» Work required
Look through the material below and give the number of lines holding "page", with no other words.

» The data
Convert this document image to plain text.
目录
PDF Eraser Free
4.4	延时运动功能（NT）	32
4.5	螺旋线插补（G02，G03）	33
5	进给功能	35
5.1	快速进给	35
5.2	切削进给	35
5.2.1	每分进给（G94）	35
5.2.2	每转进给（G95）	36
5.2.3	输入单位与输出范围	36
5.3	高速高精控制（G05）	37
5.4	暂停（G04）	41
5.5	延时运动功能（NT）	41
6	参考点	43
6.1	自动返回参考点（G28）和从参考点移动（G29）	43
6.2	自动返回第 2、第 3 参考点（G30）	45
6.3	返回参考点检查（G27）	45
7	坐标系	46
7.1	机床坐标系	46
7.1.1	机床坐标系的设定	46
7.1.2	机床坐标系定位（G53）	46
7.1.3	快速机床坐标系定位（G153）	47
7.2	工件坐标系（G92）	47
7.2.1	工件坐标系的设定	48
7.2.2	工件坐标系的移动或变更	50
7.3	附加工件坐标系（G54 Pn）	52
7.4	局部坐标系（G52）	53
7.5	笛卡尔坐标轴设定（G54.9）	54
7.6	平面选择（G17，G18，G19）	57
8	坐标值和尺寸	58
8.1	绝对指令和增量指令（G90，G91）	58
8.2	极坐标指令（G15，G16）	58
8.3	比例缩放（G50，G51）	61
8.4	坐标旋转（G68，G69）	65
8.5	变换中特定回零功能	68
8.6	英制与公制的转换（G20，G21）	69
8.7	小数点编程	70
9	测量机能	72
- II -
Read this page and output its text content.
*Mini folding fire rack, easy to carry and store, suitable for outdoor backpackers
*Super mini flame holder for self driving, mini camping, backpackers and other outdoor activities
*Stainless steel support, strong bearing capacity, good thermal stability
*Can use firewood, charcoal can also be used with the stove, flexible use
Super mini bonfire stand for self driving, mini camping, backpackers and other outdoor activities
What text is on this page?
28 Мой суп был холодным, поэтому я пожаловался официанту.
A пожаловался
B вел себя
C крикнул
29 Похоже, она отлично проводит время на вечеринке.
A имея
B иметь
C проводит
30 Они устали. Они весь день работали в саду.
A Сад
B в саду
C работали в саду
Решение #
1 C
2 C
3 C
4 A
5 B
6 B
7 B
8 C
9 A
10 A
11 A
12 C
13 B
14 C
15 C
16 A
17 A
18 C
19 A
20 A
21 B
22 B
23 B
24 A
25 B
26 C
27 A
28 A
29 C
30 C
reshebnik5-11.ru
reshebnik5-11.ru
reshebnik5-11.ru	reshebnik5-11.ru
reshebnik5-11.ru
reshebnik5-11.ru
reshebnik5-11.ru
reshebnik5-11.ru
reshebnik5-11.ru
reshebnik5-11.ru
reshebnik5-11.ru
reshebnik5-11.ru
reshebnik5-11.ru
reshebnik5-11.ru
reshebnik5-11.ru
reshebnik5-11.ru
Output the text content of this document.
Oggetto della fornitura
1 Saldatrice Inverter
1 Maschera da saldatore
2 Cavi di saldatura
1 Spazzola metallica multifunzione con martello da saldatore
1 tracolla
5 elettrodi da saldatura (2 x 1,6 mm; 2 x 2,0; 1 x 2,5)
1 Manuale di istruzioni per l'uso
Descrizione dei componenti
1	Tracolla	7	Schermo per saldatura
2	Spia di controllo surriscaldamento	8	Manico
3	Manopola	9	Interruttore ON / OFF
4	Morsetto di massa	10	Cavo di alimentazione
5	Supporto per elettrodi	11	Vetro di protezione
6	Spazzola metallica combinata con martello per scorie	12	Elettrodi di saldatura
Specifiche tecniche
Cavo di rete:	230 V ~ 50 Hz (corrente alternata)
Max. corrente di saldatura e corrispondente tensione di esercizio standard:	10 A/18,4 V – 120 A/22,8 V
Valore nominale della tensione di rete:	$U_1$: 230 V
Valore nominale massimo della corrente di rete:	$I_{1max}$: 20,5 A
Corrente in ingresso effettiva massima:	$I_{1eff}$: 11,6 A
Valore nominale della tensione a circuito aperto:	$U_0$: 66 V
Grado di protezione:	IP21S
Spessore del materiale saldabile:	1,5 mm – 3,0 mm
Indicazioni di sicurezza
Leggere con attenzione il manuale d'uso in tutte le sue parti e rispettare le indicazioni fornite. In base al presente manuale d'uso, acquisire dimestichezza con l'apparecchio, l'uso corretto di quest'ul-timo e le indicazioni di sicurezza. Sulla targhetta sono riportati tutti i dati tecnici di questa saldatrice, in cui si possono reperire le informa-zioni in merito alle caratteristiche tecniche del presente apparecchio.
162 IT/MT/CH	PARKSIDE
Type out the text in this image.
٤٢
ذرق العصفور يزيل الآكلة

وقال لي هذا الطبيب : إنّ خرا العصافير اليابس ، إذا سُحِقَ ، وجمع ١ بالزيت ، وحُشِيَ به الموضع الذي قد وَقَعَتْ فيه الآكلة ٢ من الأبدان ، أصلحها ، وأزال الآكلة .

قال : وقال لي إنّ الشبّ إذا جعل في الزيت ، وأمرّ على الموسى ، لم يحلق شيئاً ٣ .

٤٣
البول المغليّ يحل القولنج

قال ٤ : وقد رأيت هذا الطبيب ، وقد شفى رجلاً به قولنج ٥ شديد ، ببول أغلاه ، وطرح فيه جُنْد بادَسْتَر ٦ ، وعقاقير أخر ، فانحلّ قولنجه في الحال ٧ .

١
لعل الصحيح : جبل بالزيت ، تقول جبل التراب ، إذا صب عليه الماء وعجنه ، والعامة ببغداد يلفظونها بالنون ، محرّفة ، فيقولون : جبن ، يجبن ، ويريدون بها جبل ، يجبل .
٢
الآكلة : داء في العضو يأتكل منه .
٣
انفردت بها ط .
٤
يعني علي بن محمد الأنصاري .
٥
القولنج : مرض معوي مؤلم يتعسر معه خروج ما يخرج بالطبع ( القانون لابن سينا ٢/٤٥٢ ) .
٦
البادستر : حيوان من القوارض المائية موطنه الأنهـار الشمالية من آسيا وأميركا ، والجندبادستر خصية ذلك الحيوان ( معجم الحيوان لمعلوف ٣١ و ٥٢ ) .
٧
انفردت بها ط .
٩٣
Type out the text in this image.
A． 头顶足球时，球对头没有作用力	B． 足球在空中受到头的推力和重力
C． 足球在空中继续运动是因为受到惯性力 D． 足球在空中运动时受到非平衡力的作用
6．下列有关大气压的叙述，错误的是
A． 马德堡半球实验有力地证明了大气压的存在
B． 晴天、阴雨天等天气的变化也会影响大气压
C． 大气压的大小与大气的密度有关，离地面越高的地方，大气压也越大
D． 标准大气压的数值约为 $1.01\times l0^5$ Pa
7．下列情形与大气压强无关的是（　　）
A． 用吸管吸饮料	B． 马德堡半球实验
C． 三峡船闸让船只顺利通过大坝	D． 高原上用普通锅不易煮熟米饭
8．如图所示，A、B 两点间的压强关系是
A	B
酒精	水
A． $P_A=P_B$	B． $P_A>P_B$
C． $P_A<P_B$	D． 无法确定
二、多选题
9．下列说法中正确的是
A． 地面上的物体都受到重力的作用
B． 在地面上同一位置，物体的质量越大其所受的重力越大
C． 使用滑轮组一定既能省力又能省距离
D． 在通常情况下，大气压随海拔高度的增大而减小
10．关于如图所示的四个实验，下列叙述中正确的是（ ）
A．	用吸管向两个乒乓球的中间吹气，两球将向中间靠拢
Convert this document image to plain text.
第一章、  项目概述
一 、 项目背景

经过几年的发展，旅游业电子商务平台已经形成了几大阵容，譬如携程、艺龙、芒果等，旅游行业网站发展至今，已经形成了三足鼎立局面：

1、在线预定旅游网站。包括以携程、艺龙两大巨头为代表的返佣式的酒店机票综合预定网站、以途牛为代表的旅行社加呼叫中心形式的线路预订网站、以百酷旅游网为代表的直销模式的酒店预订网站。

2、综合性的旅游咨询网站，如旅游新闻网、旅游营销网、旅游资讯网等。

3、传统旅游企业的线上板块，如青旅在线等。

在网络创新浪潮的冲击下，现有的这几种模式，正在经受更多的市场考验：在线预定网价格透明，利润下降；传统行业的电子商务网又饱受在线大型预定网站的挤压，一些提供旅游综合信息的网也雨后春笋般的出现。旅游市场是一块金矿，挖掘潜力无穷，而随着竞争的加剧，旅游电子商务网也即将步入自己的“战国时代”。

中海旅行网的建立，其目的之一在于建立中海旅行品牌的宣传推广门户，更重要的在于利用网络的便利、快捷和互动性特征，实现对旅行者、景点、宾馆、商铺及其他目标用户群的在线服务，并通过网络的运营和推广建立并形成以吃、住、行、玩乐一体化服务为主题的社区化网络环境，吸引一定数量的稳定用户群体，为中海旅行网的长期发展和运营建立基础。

» Exercise solution
2